YOUR OBJECTIVE.
From the entries below, count every line that contains the word "Warranty". Please give the number and nothing else.

Entries from a dataset
------
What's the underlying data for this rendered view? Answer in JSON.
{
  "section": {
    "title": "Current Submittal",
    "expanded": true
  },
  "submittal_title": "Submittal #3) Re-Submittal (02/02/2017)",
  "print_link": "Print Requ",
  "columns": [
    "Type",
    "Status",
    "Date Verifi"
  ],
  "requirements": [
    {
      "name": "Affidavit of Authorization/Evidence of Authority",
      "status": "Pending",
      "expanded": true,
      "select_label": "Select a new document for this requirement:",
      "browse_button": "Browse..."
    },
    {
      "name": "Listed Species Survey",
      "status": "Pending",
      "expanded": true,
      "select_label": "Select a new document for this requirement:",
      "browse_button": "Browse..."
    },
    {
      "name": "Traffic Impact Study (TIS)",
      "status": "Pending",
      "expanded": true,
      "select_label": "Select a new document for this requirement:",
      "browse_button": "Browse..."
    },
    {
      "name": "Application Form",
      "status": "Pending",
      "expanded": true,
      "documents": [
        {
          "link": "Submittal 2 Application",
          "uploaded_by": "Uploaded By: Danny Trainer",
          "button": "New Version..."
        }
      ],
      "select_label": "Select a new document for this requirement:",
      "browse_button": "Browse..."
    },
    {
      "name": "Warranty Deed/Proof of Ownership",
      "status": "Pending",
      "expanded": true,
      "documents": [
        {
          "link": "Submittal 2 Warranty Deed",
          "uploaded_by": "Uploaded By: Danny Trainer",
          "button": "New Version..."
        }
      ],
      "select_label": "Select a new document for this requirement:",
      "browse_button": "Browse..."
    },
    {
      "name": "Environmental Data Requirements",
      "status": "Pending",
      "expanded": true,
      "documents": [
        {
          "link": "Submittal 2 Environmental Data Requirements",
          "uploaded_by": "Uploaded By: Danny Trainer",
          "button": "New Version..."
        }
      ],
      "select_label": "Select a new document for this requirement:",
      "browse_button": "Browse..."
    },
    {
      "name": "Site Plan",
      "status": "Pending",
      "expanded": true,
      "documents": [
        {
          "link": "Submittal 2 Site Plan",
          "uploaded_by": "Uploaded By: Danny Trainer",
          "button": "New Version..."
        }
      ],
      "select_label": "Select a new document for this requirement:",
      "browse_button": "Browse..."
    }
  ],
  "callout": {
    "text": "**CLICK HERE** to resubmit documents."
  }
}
------
RESULT.
2